PROBLEM TO WORK ON ▸
Check each line of the material. Copy those containing "Подчеркни".
──────
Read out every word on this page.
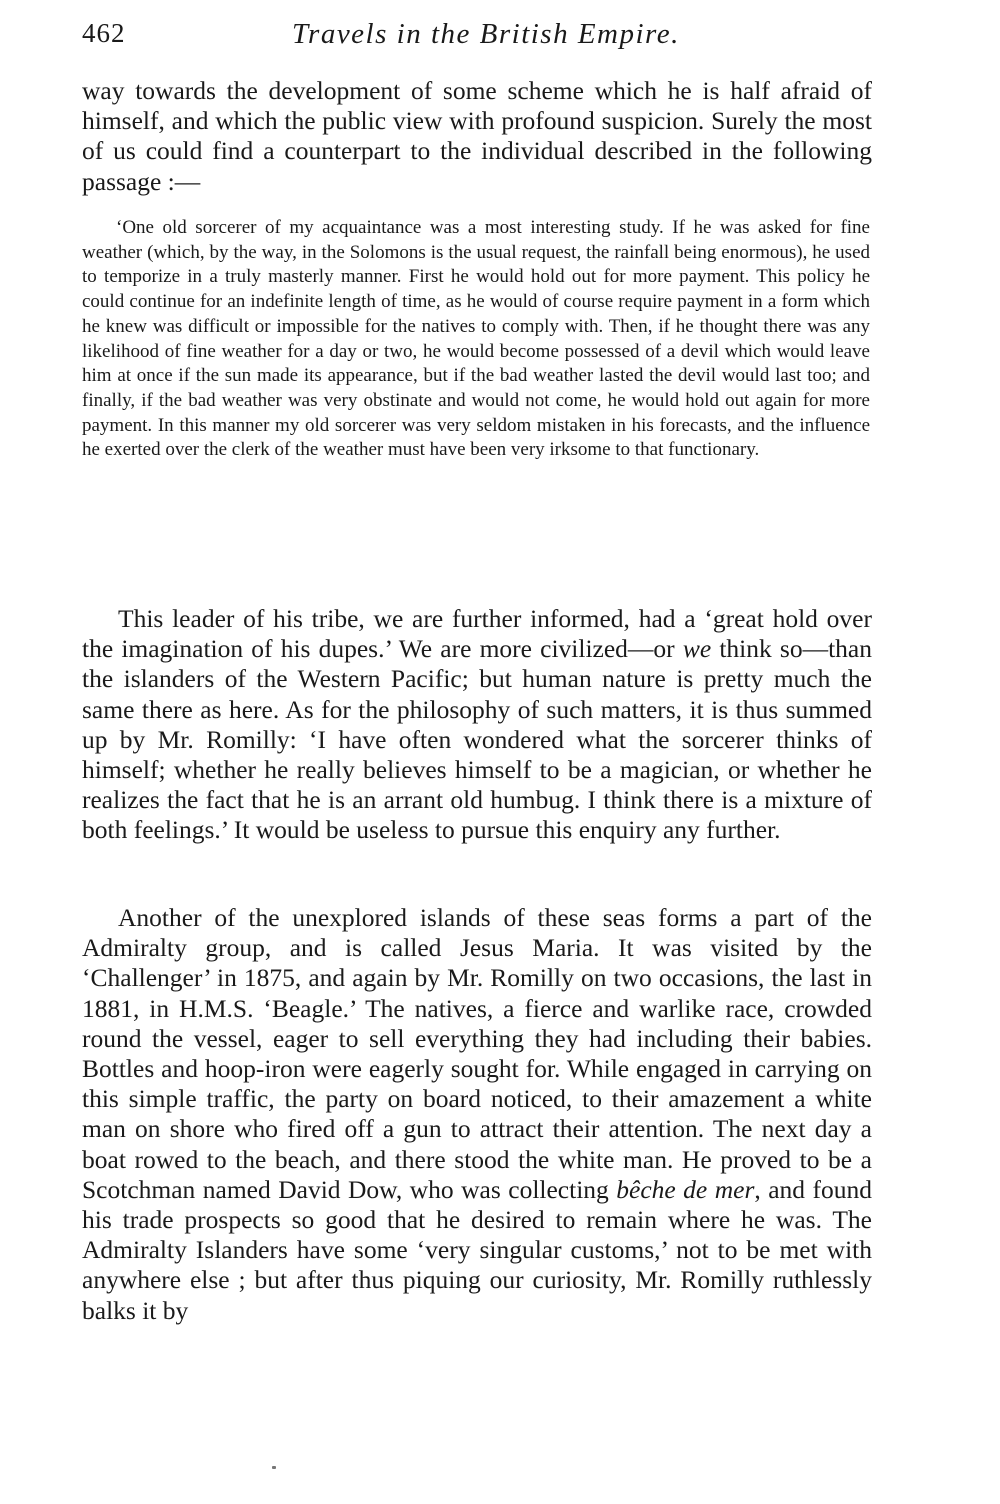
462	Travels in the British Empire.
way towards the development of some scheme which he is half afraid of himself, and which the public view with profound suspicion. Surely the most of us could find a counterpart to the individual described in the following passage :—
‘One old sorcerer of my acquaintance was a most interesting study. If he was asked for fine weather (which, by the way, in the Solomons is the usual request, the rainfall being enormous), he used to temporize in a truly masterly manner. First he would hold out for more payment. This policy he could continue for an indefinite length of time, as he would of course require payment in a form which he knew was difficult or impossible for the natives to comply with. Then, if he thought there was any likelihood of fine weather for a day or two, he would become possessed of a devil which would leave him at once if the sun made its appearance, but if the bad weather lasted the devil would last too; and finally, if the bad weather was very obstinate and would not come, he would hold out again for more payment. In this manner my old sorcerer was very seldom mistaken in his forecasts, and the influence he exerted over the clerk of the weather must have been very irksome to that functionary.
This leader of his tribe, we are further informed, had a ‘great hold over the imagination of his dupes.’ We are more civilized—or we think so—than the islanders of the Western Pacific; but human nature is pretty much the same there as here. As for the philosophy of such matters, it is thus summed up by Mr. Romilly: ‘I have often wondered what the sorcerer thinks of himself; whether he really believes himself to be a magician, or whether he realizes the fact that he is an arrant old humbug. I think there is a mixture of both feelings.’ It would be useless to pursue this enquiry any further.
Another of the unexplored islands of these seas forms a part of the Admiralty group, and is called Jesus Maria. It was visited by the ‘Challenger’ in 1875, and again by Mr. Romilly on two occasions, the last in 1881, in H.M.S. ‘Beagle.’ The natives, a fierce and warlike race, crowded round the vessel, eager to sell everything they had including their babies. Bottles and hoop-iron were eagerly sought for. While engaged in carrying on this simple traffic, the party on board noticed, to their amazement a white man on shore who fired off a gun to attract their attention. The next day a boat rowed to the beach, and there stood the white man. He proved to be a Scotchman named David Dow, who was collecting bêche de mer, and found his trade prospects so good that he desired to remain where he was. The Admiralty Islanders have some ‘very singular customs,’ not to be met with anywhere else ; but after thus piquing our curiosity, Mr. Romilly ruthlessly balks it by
──────
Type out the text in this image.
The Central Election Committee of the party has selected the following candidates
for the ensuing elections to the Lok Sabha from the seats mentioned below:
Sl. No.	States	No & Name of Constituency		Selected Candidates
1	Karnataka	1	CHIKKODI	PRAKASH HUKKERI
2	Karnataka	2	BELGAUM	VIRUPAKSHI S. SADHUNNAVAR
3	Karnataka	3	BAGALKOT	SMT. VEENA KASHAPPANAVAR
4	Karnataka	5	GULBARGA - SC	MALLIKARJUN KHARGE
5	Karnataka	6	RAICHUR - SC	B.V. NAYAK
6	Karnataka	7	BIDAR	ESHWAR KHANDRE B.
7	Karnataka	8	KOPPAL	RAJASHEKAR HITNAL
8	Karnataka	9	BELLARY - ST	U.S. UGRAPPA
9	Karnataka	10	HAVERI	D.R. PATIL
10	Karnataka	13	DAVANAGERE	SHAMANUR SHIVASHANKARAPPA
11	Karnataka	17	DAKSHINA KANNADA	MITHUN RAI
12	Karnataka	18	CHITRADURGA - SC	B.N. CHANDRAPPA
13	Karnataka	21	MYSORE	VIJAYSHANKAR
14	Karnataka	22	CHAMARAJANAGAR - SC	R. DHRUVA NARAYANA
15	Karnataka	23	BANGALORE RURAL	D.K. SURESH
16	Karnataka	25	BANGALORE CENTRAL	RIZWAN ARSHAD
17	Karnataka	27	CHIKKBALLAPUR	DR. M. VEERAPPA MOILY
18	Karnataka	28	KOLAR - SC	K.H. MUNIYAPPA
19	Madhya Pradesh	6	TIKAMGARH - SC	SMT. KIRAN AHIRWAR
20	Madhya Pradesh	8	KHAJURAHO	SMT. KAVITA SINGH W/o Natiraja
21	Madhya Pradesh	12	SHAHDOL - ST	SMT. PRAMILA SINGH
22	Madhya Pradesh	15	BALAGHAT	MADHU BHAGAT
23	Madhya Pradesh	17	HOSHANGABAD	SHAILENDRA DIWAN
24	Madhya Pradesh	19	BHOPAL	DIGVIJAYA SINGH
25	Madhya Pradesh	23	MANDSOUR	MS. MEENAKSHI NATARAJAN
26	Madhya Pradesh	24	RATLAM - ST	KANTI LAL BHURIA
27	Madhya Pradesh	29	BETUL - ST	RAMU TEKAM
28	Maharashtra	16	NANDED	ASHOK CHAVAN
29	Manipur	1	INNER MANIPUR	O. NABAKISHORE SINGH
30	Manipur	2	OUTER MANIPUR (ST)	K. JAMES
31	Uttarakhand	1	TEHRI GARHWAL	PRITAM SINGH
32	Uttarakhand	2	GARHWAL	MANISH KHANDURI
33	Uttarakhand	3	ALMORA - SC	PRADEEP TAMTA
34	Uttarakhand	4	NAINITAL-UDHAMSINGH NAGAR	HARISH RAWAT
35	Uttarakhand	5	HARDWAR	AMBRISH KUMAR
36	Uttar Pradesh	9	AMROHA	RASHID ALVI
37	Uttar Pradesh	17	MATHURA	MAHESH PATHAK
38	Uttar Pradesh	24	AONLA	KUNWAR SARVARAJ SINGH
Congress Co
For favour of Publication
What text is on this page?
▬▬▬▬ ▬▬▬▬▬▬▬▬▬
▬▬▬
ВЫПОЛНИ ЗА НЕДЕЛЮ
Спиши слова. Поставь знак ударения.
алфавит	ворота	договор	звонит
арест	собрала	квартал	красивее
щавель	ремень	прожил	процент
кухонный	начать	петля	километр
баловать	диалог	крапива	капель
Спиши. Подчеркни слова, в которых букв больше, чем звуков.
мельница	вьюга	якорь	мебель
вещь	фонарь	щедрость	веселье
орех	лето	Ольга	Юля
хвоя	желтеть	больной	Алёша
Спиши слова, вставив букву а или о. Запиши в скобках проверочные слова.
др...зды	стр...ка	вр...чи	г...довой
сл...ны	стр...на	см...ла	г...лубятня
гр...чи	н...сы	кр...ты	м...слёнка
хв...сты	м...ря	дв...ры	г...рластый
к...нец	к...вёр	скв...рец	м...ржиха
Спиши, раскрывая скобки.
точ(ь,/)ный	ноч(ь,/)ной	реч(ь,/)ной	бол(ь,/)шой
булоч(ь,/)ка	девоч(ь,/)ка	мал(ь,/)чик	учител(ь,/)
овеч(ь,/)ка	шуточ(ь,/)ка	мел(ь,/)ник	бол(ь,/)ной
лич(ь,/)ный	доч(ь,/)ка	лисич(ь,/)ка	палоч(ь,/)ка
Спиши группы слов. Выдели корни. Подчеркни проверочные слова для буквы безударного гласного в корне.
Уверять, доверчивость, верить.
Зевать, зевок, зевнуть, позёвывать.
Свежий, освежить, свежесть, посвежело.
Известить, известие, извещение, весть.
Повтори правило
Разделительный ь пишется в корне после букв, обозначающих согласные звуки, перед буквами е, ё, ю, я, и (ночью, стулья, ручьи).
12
──────
RESPONSE TO THIS TASK ▸
Спиши. Подчеркни слова, в которых букв больше, чем звуков.
Спиши группы слов. Выдели корни. Подчеркни проверочные слова для буквы безударного гласного в корне.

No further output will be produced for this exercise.